Given entries:
==========

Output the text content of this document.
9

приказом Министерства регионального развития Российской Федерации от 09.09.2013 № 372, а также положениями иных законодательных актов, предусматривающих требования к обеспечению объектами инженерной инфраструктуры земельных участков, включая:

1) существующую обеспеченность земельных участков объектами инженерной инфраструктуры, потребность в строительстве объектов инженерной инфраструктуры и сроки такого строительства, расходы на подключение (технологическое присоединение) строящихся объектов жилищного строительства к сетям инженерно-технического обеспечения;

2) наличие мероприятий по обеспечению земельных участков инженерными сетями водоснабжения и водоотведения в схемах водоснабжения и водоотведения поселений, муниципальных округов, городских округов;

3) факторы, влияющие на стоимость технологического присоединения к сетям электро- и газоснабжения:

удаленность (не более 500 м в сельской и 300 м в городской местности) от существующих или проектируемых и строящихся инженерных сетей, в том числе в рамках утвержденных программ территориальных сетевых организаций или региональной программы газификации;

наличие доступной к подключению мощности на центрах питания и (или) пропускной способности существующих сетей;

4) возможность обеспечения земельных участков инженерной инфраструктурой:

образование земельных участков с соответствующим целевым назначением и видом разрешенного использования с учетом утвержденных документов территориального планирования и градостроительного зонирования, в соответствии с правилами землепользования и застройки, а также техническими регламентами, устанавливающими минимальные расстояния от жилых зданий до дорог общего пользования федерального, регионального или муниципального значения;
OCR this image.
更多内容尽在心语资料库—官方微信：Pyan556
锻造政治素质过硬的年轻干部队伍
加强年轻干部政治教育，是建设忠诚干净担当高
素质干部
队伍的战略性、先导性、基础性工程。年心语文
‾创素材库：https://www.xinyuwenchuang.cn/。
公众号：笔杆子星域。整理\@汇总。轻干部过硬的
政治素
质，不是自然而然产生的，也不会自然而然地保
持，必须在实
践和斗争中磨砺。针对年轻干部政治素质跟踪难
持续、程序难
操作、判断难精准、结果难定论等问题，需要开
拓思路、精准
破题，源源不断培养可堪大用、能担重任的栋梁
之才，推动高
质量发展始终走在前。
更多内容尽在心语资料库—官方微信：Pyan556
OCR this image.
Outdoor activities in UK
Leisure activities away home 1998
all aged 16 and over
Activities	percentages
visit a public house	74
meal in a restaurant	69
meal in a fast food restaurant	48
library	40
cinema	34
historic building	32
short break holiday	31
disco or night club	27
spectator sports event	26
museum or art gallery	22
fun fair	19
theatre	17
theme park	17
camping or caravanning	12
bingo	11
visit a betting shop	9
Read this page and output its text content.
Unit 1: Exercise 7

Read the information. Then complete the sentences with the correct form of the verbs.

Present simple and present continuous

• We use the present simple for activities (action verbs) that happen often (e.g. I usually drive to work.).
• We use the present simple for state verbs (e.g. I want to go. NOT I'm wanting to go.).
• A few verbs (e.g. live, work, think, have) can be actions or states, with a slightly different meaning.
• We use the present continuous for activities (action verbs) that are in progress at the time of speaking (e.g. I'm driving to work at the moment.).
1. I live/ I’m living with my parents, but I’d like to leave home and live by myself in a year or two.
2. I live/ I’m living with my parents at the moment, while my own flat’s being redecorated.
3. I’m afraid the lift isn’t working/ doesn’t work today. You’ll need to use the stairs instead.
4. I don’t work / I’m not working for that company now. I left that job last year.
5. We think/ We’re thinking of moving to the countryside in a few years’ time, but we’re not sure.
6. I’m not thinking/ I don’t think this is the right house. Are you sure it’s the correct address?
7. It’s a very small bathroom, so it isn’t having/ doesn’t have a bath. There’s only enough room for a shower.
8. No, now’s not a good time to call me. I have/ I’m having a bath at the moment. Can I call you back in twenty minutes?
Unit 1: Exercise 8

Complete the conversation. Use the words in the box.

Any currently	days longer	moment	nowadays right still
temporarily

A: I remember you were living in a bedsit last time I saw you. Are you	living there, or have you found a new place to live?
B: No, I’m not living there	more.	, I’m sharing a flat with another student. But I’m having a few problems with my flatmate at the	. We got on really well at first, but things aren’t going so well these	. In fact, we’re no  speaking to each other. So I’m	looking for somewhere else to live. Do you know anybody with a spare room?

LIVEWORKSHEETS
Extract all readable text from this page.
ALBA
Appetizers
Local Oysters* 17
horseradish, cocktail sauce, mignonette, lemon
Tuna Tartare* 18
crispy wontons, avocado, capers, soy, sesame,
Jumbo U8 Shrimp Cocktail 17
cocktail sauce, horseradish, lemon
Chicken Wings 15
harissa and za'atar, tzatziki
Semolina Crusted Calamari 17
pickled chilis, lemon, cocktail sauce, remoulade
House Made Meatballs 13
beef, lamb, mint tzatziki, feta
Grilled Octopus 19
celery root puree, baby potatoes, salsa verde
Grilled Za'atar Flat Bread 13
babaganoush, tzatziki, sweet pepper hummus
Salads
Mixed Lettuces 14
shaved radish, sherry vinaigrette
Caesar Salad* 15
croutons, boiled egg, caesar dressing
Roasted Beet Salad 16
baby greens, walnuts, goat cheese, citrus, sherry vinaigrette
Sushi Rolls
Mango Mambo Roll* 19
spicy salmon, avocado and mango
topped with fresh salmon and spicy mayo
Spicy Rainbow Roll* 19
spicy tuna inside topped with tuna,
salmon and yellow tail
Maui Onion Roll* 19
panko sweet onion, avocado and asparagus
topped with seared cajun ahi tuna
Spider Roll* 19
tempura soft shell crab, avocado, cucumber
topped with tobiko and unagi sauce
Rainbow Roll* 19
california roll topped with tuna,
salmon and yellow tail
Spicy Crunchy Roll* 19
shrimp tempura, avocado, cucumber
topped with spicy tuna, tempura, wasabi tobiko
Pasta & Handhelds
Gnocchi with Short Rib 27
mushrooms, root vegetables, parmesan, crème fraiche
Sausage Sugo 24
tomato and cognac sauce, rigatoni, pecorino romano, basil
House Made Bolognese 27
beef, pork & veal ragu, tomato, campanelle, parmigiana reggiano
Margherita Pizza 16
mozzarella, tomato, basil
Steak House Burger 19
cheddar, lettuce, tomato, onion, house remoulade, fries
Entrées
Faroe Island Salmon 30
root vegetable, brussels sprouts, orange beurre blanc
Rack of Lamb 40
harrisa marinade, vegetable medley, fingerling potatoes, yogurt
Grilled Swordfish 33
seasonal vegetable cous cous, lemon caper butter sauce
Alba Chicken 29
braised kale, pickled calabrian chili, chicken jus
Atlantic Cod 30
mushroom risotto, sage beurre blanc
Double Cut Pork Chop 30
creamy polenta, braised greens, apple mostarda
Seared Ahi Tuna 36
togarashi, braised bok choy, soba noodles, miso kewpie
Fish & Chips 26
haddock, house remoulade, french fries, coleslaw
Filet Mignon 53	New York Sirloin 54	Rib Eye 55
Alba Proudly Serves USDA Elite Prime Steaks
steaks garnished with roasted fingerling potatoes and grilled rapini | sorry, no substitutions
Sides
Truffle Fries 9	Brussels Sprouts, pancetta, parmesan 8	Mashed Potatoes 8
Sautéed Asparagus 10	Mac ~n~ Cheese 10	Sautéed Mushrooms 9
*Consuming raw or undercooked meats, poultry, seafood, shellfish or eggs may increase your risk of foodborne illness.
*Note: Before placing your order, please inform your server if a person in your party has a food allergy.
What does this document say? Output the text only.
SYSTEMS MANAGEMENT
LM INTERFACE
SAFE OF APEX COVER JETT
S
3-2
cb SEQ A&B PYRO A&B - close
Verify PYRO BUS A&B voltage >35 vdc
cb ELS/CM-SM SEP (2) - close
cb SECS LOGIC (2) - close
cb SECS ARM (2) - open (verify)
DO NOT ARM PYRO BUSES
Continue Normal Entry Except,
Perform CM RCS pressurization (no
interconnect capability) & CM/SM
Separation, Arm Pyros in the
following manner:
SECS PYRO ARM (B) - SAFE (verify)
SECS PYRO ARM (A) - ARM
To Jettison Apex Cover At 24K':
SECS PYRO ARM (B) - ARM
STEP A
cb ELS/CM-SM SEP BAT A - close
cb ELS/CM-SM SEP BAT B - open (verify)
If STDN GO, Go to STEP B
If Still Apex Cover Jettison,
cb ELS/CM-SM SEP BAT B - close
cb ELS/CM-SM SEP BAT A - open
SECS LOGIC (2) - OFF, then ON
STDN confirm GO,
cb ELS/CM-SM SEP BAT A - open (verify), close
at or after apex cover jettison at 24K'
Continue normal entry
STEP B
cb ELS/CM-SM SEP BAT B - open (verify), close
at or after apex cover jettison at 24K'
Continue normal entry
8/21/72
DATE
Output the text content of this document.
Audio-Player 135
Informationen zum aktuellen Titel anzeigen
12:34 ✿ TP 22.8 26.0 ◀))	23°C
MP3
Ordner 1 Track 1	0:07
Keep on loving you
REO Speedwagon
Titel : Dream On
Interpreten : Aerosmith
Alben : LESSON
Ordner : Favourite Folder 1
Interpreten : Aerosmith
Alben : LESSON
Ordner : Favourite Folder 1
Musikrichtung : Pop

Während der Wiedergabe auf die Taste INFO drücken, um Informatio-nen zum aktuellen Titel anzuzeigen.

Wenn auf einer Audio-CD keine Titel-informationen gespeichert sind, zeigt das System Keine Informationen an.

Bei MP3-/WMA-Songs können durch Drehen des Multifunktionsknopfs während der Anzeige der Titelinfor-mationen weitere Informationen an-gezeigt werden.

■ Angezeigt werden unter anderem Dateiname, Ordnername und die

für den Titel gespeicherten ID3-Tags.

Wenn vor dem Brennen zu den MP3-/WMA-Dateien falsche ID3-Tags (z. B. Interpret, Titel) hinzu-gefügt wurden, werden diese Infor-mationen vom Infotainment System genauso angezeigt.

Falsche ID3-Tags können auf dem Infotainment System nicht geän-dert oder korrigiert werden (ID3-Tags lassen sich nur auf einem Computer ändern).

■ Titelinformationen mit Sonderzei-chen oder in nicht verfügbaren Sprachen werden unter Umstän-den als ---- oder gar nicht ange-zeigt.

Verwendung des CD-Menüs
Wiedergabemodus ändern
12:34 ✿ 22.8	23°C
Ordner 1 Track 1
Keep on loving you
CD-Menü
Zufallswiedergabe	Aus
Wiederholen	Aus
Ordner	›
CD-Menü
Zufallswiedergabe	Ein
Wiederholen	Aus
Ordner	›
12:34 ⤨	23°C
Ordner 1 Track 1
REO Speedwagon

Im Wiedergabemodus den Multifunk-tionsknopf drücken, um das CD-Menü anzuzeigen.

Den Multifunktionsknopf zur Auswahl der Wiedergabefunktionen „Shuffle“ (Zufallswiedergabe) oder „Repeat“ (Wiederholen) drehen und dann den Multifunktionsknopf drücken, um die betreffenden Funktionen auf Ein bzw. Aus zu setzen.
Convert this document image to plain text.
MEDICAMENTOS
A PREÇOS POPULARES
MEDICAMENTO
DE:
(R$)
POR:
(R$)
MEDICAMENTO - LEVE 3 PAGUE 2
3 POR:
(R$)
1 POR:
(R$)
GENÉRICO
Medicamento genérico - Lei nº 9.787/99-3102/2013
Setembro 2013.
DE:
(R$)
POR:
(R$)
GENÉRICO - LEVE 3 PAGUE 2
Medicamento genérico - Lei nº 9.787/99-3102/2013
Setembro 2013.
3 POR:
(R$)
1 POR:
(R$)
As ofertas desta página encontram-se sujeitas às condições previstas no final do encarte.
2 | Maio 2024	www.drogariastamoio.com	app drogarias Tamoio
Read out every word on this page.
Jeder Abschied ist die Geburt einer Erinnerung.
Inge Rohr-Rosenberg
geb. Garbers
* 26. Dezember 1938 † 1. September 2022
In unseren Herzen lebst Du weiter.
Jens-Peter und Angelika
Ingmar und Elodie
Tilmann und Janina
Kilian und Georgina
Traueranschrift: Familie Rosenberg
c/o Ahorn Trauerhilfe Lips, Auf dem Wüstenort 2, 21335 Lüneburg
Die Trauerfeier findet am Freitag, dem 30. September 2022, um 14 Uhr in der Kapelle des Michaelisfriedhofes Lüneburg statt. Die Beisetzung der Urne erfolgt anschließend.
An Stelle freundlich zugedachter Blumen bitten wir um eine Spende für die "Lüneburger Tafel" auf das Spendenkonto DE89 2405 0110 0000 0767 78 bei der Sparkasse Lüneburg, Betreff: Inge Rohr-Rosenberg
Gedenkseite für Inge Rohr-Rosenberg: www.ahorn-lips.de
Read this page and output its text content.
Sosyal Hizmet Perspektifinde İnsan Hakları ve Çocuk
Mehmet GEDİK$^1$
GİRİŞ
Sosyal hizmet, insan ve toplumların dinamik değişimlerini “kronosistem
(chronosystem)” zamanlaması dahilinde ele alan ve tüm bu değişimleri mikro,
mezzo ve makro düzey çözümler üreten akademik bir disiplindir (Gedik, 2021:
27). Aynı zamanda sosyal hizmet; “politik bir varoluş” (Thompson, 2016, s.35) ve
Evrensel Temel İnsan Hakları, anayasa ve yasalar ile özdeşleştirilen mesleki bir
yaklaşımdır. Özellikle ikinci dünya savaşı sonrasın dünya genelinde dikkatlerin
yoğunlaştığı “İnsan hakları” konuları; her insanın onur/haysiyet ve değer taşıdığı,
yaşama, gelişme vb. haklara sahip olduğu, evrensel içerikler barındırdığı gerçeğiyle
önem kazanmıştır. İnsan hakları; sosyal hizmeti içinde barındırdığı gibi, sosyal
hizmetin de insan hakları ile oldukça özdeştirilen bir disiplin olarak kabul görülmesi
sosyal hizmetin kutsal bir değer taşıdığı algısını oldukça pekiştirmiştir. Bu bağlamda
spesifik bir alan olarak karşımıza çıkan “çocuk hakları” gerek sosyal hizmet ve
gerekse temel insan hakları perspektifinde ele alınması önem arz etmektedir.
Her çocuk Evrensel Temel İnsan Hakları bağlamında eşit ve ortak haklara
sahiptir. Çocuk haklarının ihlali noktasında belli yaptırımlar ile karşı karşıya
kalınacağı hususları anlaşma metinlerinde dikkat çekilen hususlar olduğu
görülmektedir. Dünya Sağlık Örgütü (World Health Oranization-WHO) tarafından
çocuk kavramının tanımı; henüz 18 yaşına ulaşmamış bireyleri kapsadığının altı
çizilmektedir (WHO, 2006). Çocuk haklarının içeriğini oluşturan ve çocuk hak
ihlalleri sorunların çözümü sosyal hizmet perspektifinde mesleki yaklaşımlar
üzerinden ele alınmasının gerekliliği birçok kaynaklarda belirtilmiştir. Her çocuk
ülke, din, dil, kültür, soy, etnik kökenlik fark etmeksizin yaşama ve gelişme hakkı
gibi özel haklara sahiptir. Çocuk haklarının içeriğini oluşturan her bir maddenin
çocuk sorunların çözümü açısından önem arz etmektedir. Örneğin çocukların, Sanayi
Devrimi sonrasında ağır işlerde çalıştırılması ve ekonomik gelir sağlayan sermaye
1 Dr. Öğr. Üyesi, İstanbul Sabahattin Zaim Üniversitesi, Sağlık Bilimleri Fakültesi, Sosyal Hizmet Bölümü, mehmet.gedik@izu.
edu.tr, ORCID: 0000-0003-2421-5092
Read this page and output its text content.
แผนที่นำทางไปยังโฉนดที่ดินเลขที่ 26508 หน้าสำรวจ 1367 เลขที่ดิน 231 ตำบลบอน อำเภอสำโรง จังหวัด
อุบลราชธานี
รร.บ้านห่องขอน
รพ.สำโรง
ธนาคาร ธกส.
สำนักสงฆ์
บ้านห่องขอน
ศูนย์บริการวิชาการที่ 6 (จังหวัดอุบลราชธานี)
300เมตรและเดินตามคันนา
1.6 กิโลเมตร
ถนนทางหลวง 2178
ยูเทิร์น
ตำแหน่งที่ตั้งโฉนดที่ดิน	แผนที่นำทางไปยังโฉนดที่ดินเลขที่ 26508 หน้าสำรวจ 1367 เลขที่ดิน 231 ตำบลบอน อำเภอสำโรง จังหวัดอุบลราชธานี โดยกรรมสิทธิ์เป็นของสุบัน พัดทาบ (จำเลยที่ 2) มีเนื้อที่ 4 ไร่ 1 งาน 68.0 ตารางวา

==========

Given request: Return every line of the preceding records in which the word "tempura" appears.

Answer for the task:
tempura soft shell crab, avocado, cucumber
shrimp tempura, avocado, cucumber
topped with spicy tuna, tempura, wasabi tobiko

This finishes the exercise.